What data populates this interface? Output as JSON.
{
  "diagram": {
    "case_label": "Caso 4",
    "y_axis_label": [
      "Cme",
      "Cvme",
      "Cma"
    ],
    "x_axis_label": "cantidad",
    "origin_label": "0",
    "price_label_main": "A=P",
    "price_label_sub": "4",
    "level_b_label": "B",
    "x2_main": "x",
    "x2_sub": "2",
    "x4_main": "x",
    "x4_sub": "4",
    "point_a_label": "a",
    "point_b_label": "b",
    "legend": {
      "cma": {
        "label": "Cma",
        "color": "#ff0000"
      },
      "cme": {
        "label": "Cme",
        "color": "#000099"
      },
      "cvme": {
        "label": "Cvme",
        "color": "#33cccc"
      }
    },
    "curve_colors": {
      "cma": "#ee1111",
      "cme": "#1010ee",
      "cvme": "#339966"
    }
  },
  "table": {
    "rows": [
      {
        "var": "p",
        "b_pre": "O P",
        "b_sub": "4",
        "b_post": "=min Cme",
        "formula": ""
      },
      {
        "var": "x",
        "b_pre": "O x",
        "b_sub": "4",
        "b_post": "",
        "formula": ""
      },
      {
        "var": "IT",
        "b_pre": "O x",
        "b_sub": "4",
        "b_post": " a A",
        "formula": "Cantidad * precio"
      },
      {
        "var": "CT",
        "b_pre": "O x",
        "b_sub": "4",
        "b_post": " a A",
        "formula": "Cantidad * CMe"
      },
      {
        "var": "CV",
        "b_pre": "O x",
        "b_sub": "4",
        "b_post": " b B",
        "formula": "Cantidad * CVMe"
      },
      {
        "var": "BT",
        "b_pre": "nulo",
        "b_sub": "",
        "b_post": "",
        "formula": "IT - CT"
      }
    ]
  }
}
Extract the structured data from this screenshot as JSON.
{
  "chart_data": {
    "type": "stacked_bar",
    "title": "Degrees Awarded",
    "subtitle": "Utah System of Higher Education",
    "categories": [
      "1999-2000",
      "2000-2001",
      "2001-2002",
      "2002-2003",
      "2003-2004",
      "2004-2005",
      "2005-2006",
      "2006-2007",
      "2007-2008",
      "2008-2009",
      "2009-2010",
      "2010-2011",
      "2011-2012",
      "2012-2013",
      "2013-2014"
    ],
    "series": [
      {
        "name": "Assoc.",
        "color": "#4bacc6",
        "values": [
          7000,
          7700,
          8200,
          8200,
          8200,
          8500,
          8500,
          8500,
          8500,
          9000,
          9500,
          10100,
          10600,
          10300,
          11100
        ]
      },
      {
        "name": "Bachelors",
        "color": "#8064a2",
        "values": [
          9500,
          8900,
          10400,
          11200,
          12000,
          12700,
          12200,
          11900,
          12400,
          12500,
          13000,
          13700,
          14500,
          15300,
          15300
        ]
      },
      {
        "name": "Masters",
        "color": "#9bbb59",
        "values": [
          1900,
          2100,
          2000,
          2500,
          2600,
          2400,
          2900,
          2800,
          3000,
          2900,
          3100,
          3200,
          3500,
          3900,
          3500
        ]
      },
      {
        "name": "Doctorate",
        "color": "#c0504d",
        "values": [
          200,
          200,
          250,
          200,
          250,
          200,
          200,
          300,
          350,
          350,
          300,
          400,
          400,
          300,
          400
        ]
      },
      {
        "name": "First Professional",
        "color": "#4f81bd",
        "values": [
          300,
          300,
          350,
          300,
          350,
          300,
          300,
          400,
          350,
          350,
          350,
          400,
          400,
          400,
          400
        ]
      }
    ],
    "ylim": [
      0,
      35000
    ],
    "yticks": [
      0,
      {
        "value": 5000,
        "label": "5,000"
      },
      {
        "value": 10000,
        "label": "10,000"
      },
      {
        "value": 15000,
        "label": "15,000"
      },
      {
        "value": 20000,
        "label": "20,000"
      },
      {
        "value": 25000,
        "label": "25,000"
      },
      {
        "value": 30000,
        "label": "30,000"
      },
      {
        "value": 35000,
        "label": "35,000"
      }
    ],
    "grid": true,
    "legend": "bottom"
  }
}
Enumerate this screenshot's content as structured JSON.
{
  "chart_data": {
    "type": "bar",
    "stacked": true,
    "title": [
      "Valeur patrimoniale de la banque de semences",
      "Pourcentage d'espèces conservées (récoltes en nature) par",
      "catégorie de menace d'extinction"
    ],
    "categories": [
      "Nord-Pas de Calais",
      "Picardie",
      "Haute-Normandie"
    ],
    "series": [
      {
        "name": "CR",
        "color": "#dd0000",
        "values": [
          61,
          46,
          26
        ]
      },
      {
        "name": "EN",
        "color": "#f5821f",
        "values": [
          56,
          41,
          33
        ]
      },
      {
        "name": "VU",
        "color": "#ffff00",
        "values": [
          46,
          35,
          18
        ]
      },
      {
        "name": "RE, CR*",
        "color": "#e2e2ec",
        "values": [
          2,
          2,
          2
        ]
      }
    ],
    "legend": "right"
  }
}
=======
## Exercise aim
Where a line in the material above holds "name", copy that line.

## Solution to this task
        "name": "Assoc.",
        "name": "Bachelors",
        "name": "Masters",
        "name": "Doctorate",
        "name": "First Professional",
        "name": "CR",
        "name": "EN",
        "name": "VU",
        "name": "RE, CR*",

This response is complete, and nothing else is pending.